(Collected data)
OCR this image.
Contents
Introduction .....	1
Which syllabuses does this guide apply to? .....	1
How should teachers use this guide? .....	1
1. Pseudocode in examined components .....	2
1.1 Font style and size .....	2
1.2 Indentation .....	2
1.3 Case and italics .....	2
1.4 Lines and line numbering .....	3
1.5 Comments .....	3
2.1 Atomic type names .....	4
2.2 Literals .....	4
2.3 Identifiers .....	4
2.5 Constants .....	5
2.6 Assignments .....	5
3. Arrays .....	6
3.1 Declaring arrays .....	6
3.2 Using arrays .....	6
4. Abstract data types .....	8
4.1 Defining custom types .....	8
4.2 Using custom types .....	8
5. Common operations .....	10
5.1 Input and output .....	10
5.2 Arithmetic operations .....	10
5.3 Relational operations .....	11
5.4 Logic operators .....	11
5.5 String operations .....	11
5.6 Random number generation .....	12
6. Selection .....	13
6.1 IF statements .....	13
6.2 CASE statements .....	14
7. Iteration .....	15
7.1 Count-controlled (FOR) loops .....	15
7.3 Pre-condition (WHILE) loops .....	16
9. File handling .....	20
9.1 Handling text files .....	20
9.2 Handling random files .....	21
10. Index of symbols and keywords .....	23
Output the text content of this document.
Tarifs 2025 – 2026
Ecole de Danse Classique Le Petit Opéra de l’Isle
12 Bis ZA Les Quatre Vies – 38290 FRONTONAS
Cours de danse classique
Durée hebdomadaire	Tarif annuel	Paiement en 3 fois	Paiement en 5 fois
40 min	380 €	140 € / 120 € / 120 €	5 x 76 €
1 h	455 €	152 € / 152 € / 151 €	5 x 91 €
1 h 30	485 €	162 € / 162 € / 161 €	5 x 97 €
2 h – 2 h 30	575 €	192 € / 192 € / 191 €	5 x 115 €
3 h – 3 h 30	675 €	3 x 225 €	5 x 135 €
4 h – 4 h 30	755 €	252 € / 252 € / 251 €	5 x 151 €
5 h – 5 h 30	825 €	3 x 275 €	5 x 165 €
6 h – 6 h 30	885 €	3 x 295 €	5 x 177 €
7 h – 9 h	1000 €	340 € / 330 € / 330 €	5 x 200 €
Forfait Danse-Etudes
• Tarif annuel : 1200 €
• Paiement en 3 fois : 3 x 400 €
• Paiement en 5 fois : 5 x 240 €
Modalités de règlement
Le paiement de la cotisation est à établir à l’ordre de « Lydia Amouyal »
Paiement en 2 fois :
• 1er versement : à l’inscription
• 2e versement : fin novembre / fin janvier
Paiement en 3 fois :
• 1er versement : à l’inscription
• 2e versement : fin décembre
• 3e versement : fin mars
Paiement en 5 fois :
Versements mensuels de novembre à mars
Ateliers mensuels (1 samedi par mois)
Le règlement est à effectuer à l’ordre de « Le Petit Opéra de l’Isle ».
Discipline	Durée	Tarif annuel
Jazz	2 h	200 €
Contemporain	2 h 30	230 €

### Written request
Locate the lines above that hold the word "this". Show every one of them.

### Task response
OCR this image.
Which syllabuses does this guide apply to? .....	1
How should teachers use this guide? .....	1
Output the text content of this document.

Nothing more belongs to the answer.